*WHAT THE TASK REQUIRES*
From the entries below, copy every line where the string "Crude" appears.
— Begin —
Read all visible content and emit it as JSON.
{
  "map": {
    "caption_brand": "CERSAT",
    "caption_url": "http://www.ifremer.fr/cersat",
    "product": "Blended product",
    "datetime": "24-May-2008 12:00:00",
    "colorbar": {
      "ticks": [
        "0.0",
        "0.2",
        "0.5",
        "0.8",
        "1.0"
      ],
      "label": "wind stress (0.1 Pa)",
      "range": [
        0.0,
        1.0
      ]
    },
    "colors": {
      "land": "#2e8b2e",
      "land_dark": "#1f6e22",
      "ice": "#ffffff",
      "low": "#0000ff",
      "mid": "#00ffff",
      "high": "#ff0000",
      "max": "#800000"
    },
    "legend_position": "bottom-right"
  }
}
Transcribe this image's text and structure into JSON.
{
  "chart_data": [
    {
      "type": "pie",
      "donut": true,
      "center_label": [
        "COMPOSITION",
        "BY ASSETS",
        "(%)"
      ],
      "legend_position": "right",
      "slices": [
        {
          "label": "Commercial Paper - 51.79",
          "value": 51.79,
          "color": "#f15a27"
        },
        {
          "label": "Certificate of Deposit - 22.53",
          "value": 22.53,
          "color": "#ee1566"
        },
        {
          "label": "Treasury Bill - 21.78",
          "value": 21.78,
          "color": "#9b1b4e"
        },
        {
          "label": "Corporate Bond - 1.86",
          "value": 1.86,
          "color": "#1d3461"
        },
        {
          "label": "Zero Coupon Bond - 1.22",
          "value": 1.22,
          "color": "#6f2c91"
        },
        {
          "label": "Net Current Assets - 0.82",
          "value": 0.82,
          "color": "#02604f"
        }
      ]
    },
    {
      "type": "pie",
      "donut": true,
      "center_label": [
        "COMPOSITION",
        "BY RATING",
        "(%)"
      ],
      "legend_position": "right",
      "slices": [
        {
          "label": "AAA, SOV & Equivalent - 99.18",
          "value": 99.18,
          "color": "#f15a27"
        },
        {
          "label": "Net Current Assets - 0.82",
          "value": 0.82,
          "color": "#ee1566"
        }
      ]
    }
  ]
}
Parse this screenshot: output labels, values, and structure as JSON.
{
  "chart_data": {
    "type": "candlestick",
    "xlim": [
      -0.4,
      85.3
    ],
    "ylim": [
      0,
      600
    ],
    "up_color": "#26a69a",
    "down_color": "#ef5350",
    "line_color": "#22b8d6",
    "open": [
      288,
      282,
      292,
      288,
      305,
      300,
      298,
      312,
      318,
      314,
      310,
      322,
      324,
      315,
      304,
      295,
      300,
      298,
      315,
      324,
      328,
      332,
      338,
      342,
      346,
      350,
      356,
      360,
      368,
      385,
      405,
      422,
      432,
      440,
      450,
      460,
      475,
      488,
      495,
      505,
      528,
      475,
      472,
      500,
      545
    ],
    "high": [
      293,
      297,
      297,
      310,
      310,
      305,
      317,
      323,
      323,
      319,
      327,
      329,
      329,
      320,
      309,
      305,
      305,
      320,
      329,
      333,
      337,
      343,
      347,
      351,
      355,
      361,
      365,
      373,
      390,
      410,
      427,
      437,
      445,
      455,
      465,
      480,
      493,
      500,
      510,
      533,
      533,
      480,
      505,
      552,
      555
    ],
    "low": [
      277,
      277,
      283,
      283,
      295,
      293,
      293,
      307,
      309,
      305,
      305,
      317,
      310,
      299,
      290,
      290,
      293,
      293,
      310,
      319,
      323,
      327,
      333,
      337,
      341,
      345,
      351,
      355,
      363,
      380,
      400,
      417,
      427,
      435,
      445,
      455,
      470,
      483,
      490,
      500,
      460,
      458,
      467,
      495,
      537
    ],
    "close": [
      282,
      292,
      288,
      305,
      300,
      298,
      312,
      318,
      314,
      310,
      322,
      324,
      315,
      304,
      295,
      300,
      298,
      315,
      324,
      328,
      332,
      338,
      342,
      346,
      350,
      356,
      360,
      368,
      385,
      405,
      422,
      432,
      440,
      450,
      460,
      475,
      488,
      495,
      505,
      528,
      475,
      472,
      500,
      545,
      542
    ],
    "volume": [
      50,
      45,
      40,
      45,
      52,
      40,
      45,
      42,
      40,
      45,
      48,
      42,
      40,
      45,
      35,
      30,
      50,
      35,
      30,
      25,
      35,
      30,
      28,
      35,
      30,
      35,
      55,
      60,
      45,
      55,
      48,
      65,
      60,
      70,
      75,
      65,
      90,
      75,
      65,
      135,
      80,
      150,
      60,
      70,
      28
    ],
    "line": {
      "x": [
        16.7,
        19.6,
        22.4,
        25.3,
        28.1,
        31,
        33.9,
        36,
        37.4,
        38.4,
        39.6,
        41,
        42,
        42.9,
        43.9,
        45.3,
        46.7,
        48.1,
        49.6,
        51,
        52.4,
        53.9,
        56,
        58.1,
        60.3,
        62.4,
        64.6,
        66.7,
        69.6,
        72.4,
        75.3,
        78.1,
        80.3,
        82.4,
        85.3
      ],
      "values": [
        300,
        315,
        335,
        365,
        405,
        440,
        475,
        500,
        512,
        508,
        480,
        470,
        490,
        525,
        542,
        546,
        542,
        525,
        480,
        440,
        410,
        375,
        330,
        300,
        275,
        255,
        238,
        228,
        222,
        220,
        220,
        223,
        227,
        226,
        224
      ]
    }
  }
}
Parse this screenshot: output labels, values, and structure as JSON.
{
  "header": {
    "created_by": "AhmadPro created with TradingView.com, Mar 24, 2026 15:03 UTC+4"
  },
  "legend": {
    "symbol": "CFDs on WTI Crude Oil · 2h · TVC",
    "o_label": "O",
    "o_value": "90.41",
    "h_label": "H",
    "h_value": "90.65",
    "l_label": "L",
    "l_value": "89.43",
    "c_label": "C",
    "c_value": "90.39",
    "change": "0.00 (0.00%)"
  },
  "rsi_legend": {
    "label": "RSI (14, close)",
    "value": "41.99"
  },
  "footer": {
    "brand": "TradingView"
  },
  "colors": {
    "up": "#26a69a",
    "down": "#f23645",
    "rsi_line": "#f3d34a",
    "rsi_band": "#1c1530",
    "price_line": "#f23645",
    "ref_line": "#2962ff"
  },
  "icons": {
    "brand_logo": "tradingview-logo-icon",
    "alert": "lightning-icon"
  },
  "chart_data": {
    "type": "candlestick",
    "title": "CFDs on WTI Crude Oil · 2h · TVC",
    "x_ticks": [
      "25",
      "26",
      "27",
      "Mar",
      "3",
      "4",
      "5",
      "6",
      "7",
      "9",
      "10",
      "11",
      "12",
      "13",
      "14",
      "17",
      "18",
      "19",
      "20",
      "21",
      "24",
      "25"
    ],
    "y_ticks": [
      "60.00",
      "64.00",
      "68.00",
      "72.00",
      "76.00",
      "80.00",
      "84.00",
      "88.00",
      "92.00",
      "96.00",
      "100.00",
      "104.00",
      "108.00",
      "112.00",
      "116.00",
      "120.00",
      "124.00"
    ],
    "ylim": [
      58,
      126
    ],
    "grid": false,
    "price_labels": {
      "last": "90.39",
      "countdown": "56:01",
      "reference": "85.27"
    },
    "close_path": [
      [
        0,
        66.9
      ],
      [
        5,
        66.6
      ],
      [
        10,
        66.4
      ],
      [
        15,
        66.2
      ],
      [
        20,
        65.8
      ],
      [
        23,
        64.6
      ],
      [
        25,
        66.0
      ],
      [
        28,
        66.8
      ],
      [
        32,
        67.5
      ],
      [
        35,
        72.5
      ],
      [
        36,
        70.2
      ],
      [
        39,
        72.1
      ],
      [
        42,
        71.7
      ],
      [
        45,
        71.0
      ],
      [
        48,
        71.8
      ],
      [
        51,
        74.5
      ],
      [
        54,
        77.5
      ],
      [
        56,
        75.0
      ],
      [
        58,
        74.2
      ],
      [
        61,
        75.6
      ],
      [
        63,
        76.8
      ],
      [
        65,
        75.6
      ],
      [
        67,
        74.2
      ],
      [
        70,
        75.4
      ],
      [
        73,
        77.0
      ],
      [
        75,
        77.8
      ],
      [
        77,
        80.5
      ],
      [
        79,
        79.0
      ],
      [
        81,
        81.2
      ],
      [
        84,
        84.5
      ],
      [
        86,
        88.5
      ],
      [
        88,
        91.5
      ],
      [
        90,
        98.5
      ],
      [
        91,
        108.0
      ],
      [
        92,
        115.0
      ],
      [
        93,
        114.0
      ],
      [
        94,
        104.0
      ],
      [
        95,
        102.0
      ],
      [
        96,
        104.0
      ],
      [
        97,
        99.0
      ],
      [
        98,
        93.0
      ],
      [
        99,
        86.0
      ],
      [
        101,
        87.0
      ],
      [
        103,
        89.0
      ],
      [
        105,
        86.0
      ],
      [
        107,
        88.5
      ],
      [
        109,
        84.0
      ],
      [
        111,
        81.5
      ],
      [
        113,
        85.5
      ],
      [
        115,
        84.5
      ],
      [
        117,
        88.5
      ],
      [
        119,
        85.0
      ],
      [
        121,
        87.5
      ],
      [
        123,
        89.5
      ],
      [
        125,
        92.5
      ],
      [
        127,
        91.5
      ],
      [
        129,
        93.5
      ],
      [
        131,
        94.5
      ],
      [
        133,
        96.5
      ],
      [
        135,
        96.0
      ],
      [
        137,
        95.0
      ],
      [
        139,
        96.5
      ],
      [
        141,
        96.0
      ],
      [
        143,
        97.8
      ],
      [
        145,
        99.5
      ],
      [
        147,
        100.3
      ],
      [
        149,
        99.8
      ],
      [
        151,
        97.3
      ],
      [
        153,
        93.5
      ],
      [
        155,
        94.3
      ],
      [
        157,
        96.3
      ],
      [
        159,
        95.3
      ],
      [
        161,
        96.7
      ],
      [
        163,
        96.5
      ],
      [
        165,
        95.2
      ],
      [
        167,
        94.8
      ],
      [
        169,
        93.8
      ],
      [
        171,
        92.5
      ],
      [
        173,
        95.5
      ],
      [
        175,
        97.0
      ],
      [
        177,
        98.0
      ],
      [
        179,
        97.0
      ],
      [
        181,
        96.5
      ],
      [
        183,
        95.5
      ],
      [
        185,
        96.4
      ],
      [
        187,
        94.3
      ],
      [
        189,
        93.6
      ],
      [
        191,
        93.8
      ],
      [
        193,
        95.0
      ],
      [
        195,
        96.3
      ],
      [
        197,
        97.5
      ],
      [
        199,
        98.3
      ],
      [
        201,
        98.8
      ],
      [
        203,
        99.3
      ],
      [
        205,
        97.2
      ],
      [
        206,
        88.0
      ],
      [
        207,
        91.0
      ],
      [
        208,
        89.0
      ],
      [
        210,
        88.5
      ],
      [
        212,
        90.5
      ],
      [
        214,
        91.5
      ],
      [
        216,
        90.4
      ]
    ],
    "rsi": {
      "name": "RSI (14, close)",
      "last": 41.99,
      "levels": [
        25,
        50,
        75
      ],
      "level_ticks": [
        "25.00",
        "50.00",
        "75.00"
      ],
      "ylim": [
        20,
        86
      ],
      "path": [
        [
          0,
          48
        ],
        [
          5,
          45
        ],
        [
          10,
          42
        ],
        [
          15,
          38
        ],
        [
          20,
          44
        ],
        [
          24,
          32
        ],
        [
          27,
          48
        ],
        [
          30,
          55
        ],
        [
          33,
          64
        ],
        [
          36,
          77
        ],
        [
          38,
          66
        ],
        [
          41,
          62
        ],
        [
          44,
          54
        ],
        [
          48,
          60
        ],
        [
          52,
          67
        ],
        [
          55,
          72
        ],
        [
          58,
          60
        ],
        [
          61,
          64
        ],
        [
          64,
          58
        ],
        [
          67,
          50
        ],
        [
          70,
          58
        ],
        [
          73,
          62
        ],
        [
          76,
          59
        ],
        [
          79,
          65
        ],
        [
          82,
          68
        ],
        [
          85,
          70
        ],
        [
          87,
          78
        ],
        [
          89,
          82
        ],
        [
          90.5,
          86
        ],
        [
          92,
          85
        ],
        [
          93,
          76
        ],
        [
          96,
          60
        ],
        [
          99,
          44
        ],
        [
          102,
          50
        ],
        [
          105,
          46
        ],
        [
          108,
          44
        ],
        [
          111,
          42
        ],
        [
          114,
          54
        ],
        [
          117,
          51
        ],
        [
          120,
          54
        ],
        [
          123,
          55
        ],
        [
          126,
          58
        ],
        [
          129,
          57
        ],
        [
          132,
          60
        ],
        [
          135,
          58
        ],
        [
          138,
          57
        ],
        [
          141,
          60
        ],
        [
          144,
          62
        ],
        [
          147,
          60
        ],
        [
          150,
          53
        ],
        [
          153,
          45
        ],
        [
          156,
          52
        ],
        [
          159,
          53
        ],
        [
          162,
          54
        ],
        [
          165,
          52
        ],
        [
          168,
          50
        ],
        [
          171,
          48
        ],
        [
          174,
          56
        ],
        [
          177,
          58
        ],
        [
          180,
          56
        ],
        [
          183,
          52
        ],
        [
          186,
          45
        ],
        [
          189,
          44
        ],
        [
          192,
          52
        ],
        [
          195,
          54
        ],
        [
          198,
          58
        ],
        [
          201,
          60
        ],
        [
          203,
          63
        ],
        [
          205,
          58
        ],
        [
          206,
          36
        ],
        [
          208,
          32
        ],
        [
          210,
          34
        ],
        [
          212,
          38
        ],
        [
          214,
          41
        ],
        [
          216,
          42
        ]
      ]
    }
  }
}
— End —
*SOLUTION TO THIS EXERCISE*
    "symbol": "CFDs on WTI Crude Oil · 2h · TVC",
    "title": "CFDs on WTI Crude Oil · 2h · TVC",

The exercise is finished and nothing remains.